→ **Given exercise**: Starting at the first of the lines below and ending at the line that contains "slice-label: 通信: 1.3 % [172,60,254,77]", write out those lines as a numbered list, leaving out any blank lines.

→ **Data supplied**:
--- --- ---
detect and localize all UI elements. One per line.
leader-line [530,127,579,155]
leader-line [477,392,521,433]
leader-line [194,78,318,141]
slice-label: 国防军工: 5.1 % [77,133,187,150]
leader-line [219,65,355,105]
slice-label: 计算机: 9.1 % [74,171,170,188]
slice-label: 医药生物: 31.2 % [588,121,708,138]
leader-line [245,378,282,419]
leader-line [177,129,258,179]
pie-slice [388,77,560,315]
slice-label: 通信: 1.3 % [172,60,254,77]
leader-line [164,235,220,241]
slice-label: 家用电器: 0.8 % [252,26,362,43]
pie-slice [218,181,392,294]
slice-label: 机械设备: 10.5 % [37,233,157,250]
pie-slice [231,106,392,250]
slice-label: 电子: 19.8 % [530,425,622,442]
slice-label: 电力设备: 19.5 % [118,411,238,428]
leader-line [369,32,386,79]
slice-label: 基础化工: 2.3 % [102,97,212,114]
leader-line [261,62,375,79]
--- --- ---
→ **Solution to this exercise**:
1. detect and localize all UI elements. One per line.
2. leader-line [530,127,579,155]
3. leader-line [477,392,521,433]
4. leader-line [194,78,318,141]
5. slice-label: 国防军工: 5.1 % [77,133,187,150]
6. leader-line [219,65,355,105]
7. slice-label: 计算机: 9.1 % [74,171,170,188]
8. slice-label: 医药生物: 31.2 % [588,121,708,138]
9. leader-line [245,378,282,419]
10. leader-line [177,129,258,179]
11. pie-slice [388,77,560,315]
12. slice-label: 通信: 1.3 % [172,60,254,77]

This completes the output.